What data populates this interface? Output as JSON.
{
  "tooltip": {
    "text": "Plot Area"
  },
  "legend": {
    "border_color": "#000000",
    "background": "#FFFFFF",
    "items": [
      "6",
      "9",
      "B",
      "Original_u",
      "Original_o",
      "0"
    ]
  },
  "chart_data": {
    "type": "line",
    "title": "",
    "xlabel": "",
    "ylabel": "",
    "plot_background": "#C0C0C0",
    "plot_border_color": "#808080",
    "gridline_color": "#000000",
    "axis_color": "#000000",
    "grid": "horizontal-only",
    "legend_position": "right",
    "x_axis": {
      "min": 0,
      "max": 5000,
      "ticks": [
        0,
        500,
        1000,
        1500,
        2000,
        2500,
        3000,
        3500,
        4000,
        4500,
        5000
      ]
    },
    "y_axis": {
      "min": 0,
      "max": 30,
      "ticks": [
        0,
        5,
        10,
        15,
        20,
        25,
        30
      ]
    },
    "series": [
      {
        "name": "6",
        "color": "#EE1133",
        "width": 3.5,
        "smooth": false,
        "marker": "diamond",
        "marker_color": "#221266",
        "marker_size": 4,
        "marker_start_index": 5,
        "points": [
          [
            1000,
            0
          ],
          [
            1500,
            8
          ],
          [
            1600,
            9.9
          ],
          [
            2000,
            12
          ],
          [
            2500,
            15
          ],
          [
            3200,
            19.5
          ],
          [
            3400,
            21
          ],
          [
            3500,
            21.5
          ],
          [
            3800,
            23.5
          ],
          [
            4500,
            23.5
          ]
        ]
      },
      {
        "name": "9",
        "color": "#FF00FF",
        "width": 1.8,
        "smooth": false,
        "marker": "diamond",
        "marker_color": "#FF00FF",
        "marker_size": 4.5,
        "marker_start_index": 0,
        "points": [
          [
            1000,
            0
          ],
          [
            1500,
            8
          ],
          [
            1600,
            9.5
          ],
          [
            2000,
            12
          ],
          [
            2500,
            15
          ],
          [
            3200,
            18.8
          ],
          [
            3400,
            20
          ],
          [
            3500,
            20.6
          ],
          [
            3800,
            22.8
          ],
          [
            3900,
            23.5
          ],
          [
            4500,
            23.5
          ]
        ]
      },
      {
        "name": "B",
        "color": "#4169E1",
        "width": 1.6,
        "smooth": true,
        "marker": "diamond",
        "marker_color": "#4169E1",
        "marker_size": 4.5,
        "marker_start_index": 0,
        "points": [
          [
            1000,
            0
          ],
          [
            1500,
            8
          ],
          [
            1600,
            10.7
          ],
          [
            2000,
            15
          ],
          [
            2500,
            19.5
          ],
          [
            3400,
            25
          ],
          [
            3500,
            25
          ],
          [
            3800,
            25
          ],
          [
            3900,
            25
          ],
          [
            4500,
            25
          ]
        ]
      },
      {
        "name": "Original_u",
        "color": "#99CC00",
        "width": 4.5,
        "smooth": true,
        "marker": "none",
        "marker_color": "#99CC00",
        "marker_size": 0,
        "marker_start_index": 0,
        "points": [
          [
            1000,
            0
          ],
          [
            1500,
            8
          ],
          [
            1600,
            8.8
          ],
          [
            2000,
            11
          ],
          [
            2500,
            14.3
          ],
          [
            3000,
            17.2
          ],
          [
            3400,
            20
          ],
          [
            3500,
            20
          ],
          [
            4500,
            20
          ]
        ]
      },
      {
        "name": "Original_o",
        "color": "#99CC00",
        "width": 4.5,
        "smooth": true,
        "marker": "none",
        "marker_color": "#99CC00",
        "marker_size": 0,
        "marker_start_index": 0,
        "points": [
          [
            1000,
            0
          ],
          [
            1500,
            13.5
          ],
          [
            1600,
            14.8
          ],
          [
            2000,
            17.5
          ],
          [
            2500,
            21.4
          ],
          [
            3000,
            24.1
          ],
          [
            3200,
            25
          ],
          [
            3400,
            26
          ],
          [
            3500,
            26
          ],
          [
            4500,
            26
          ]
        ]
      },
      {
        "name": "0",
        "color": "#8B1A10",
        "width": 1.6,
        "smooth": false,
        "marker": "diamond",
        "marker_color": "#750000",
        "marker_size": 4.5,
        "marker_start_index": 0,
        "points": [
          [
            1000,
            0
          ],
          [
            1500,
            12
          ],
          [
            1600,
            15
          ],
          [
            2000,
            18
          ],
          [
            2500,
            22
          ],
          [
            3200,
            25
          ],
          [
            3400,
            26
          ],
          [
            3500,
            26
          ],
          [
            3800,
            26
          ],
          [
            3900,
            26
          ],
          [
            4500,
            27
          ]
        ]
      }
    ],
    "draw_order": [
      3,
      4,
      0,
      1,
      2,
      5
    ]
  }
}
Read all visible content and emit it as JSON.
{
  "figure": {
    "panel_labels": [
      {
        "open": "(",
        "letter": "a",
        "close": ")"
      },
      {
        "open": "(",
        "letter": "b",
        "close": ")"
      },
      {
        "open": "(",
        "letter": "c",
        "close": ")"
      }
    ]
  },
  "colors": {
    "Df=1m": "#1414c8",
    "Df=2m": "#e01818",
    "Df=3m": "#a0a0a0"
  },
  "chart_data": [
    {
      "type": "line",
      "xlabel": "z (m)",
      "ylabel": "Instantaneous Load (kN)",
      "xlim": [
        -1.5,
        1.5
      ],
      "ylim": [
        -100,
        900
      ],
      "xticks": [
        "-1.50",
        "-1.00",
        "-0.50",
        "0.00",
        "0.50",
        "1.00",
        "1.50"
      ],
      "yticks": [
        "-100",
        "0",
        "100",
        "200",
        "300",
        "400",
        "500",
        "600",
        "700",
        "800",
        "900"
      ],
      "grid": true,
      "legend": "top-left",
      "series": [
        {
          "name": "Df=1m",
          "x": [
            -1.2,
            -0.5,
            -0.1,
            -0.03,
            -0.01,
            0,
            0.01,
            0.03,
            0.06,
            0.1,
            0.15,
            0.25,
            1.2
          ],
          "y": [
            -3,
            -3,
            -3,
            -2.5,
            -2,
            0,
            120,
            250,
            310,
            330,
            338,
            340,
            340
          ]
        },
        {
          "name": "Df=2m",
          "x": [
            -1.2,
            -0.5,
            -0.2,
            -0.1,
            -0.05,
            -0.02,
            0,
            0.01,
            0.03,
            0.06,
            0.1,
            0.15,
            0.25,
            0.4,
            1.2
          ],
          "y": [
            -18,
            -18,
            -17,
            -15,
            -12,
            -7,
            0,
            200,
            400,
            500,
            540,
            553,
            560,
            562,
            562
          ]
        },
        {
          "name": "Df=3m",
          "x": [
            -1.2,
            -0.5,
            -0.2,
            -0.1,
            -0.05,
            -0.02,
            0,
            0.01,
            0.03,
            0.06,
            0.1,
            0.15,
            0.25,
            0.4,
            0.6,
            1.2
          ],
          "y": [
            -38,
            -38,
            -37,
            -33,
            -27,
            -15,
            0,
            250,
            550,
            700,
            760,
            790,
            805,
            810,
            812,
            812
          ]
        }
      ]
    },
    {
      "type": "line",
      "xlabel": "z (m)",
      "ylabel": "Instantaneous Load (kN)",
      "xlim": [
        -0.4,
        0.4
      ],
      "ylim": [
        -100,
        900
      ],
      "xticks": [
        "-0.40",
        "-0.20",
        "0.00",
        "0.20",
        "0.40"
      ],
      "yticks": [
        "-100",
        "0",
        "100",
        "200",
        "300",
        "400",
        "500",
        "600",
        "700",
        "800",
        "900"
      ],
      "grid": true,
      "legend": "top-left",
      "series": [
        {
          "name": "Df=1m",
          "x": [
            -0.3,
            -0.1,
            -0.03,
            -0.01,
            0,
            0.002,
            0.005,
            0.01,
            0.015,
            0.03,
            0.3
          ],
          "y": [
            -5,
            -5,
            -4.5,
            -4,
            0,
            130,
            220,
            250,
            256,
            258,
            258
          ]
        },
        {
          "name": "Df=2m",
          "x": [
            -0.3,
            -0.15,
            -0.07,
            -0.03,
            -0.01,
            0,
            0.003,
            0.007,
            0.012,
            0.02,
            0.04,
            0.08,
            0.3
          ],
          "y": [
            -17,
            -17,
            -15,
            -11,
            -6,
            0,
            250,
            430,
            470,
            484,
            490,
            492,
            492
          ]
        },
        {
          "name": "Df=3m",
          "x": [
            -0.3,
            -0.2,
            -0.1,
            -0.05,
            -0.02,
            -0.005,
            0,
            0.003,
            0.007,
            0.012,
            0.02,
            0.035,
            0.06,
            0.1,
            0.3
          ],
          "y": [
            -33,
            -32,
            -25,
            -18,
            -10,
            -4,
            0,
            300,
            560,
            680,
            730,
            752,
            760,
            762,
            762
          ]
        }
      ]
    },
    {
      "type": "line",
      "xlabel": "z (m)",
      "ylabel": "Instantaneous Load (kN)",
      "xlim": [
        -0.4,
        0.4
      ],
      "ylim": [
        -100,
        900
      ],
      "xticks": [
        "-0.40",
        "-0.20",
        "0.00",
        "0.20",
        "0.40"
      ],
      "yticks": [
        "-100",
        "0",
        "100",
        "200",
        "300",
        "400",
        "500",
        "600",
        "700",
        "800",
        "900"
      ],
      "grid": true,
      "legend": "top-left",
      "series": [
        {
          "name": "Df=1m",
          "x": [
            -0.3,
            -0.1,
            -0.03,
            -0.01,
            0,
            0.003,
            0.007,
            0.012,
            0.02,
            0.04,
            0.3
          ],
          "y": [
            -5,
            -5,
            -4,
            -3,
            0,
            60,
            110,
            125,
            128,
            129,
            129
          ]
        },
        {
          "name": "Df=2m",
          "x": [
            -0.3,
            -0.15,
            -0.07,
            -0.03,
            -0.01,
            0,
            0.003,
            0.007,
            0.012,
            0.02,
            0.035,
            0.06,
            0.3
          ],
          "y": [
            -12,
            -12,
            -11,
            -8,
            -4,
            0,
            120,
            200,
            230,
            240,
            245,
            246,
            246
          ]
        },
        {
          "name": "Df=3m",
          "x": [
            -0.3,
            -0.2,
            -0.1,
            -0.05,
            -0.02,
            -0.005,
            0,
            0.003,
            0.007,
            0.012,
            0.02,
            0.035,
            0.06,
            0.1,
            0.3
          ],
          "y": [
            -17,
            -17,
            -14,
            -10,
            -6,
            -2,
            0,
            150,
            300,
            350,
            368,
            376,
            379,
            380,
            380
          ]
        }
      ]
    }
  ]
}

Problem statement: In the entries above, locate every line with the word "JSON" and copy it.

Problem solution:
What data populates this interface? Output as JSON.
Read all visible content and emit it as JSON.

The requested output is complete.